**Records for this task:**
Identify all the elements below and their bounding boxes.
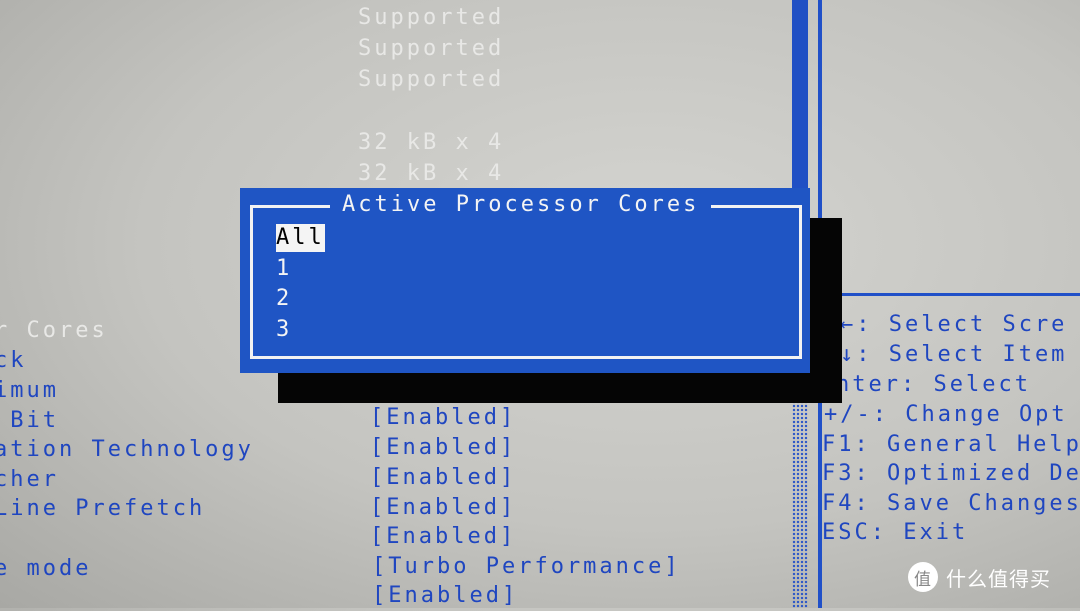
option-3[interactable]: 3 <box>276 316 292 344</box>
help-line: F1: General Help <box>822 432 1080 457</box>
info-value: 32 kB x 4 <box>358 161 505 186</box>
option-2[interactable]: 2 <box>276 285 292 313</box>
help-line: F3: Optimized De <box>822 461 1080 486</box>
help-line: ↓: Select Item <box>840 342 1068 367</box>
watermark-logo-icon: 值 <box>908 562 938 592</box>
popup-frame <box>250 205 802 359</box>
info-value: Supported <box>358 5 505 30</box>
help-line: F4: Save Changes <box>822 491 1080 516</box>
setting-label[interactable]: Line Prefetch <box>0 494 205 524</box>
setting-value[interactable]: [Enabled] <box>370 522 516 552</box>
info-value: 32 kB x 4 <box>358 130 505 155</box>
help-line: nter: Select <box>836 372 1031 397</box>
setting-active-cores[interactable]: r Cores <box>0 316 108 346</box>
option-all[interactable]: All <box>276 224 325 252</box>
setting-value[interactable]: [Enabled] <box>370 463 516 493</box>
help-line: +/-: Change Opt <box>824 402 1068 427</box>
setting-value[interactable]: [Enabled] <box>372 581 518 611</box>
popup-title: Active Processor Cores <box>330 190 712 220</box>
scrollbar-thumb[interactable] <box>792 0 808 190</box>
help-line: ESC: Exit <box>822 520 969 545</box>
setting-value[interactable]: [Turbo Performance] <box>372 552 681 582</box>
setting-label[interactable]: ation Technology <box>0 435 254 465</box>
setting-value[interactable]: [Enabled] <box>370 403 516 433</box>
watermark-text: 什么值得买 <box>946 566 1051 591</box>
setting-label[interactable]: Bit <box>0 406 59 436</box>
setting-label[interactable]: ck <box>0 346 27 376</box>
setting-label[interactable]: cher <box>0 465 59 495</box>
watermark: 值 什么值得买 <box>908 562 1051 592</box>
help-divider <box>840 293 1080 296</box>
setting-label[interactable]: e mode <box>0 554 91 584</box>
option-1[interactable]: 1 <box>276 255 292 283</box>
info-value: Supported <box>358 36 505 61</box>
setting-label[interactable]: imum <box>0 376 59 406</box>
setting-value[interactable]: [Enabled] <box>370 433 516 463</box>
active-cores-popup: Active Processor Cores All 1 2 3 <box>240 188 810 373</box>
info-value: Supported <box>358 67 505 92</box>
help-line: ←: Select Scre <box>840 312 1068 337</box>
setting-value[interactable]: [Enabled] <box>370 493 516 523</box>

**What to produce:**
Return every line of the rows above character for character, leaving out the pictures.

**Completed task:**
Identify all the elements below and their bounding boxes.
option-3[interactable]: 3 <box>276 316 292 344</box>
help-line: F1: General Help <box>822 432 1080 457</box>
info-value: 32 kB x 4 <box>358 161 505 186</box>
option-2[interactable]: 2 <box>276 285 292 313</box>
help-line: F3: Optimized De <box>822 461 1080 486</box>
help-line: ↓: Select Item <box>840 342 1068 367</box>
watermark-logo-icon: 值 <box>908 562 938 592</box>
popup-frame <box>250 205 802 359</box>
info-value: Supported <box>358 5 505 30</box>
help-line: F4: Save Changes <box>822 491 1080 516</box>
setting-label[interactable]: Line Prefetch <box>0 494 205 524</box>
setting-value[interactable]: [Enabled] <box>370 522 516 552</box>
info-value: 32 kB x 4 <box>358 130 505 155</box>
help-line: nter: Select <box>836 372 1031 397</box>
setting-active-cores[interactable]: r Cores <box>0 316 108 346</box>
option-all[interactable]: All <box>276 224 325 252</box>
setting-value[interactable]: [Enabled] <box>370 463 516 493</box>
help-line: +/-: Change Opt <box>824 402 1068 427</box>
setting-value[interactable]: [Enabled] <box>372 581 518 611</box>
popup-title: Active Processor Cores <box>330 190 712 220</box>
scrollbar-thumb[interactable] <box>792 0 808 190</box>
help-line: ESC: Exit <box>822 520 969 545</box>
setting-value[interactable]: [Turbo Performance] <box>372 552 681 582</box>
setting-label[interactable]: ation Technology <box>0 435 254 465</box>
setting-value[interactable]: [Enabled] <box>370 403 516 433</box>
watermark-text: 什么值得买 <box>946 566 1051 591</box>
setting-label[interactable]: Bit <box>0 406 59 436</box>
setting-label[interactable]: ck <box>0 346 27 376</box>
setting-label[interactable]: cher <box>0 465 59 495</box>
watermark: 值 什么值得买 <box>908 562 1051 592</box>
help-divider <box>840 293 1080 296</box>
setting-label[interactable]: e mode <box>0 554 91 584</box>
option-1[interactable]: 1 <box>276 255 292 283</box>
info-value: Supported <box>358 36 505 61</box>
setting-label[interactable]: imum <box>0 376 59 406</box>
setting-value[interactable]: [Enabled] <box>370 433 516 463</box>
active-cores-popup: Active Processor Cores All 1 2 3 <box>240 188 810 373</box>
info-value: Supported <box>358 67 505 92</box>
help-line: ←: Select Scre <box>840 312 1068 337</box>
setting-value[interactable]: [Enabled] <box>370 493 516 523</box>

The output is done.